> [What to produce]
Transcribe all the entries word for word, but omit the images.

> [Data in this exercise]
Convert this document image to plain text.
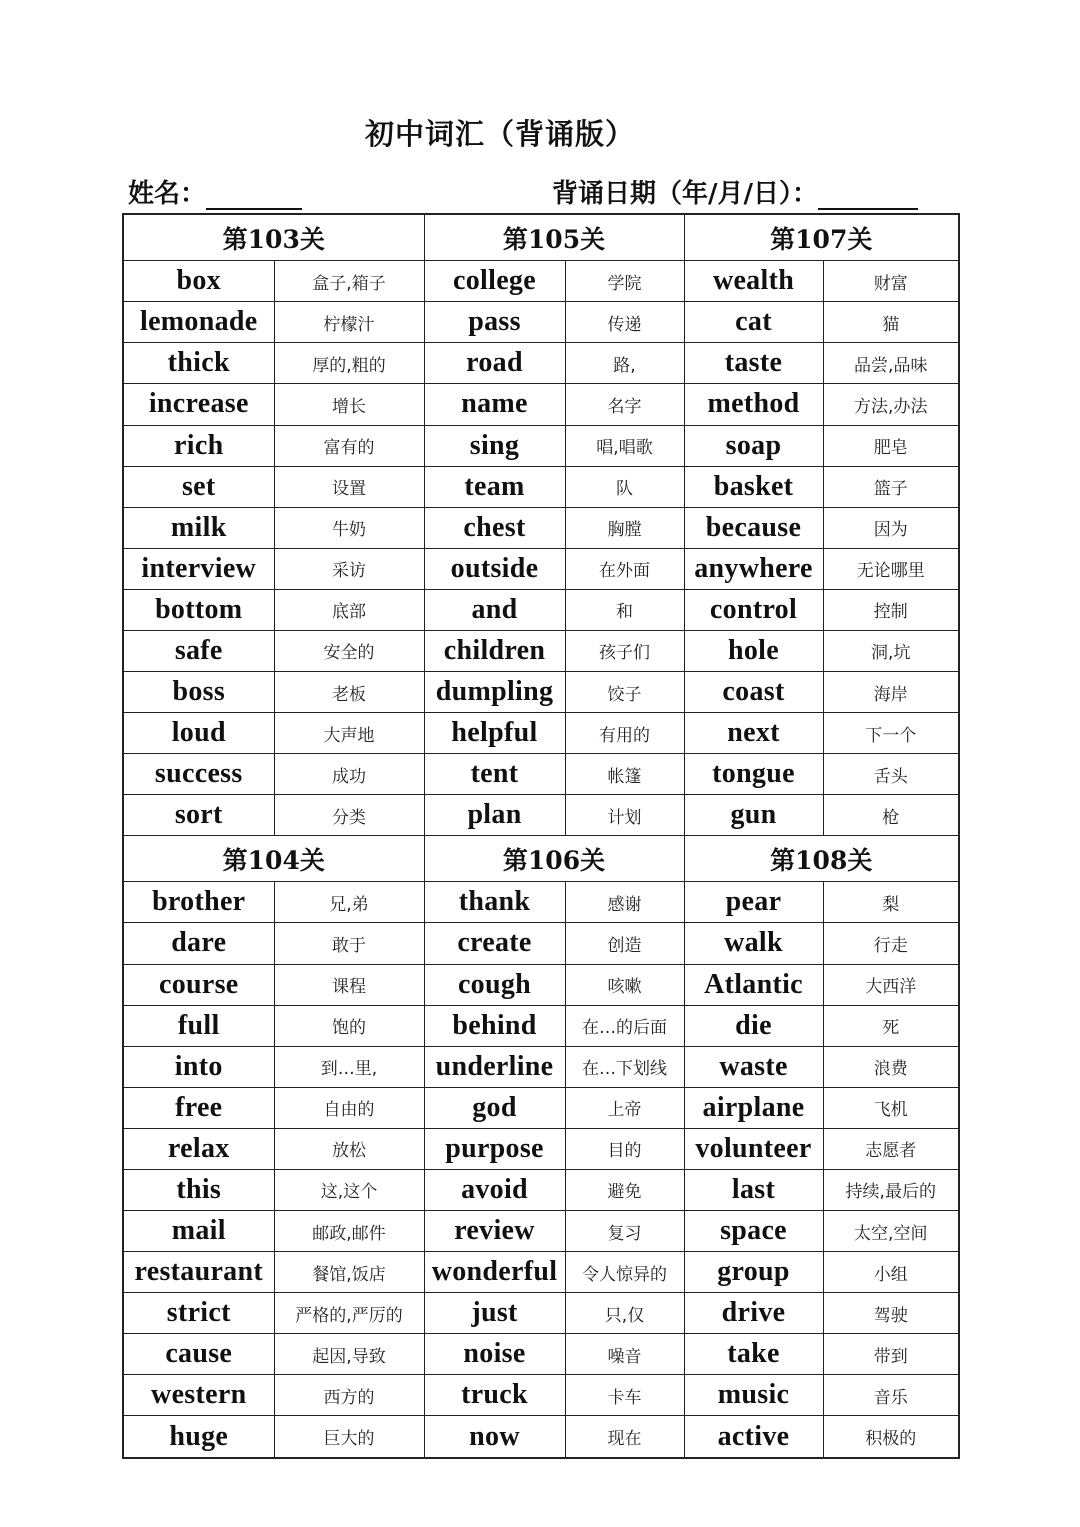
初中词汇（背诵版）
姓名：	背诵日期（年/月/日）：
第103关		第105关		第107关	
box	盒子,箱子	college	学院	wealth	财富
lemonade	柠檬汁	pass	传递	cat	猫
thick	厚的,粗的	road	路,	taste	品尝,品味
increase	增长	name	名字	method	方法,办法
rich	富有的	sing	唱,唱歌	soap	肥皂
set	设置	team	队	basket	篮子
milk	牛奶	chest	胸膛	because	因为
interview	采访	outside	在外面	anywhere	无论哪里
bottom	底部	and	和	control	控制
safe	安全的	children	孩子们	hole	洞,坑
boss	老板	dumpling	饺子	coast	海岸
loud	大声地	helpful	有用的	next	下一个
success	成功	tent	帐篷	tongue	舌头
sort	分类	plan	计划	gun	枪
第104关		第106关		第108关	
brother	兄,弟	thank	感谢	pear	梨
dare	敢于	create	创造	walk	行走
course	课程	cough	咳嗽	Atlantic	大西洋
full	饱的	behind	在…的后面	die	死
into	到…里,	underline	在…下划线	waste	浪费
free	自由的	god	上帝	airplane	飞机
relax	放松	purpose	目的	volunteer	志愿者
this	这,这个	avoid	避免	last	持续,最后的
mail	邮政,邮件	review	复习	space	太空,空间
restaurant	餐馆,饭店	wonderful	令人惊异的	group	小组
strict	严格的,严厉的	just	只,仅	drive	驾驶
cause	起因,导致	noise	噪音	take	带到
western	西方的	truck	卡车	music	音乐
huge	巨大的	now	现在	active	积极的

> [Answer to the exercise]
Convert this document image to plain text.
初中词汇（背诵版）
姓名：	背诵日期（年/月/日）：
第103关		第105关		第107关	
box	盒子,箱子	college	学院	wealth	财富
lemonade	柠檬汁	pass	传递	cat	猫
thick	厚的,粗的	road	路,	taste	品尝,品味
increase	增长	name	名字	method	方法,办法
rich	富有的	sing	唱,唱歌	soap	肥皂
set	设置	team	队	basket	篮子
milk	牛奶	chest	胸膛	because	因为
interview	采访	outside	在外面	anywhere	无论哪里
bottom	底部	and	和	control	控制
safe	安全的	children	孩子们	hole	洞,坑
boss	老板	dumpling	饺子	coast	海岸
loud	大声地	helpful	有用的	next	下一个
success	成功	tent	帐篷	tongue	舌头
sort	分类	plan	计划	gun	枪
第104关		第106关		第108关	
brother	兄,弟	thank	感谢	pear	梨
dare	敢于	create	创造	walk	行走
course	课程	cough	咳嗽	Atlantic	大西洋
full	饱的	behind	在…的后面	die	死
into	到…里,	underline	在…下划线	waste	浪费
free	自由的	god	上帝	airplane	飞机
relax	放松	purpose	目的	volunteer	志愿者
this	这,这个	avoid	避免	last	持续,最后的
mail	邮政,邮件	review	复习	space	太空,空间
restaurant	餐馆,饭店	wonderful	令人惊异的	group	小组
strict	严格的,严厉的	just	只,仅	drive	驾驶
cause	起因,导致	noise	噪音	take	带到
western	西方的	truck	卡车	music	音乐
huge	巨大的	now	现在	active	积极的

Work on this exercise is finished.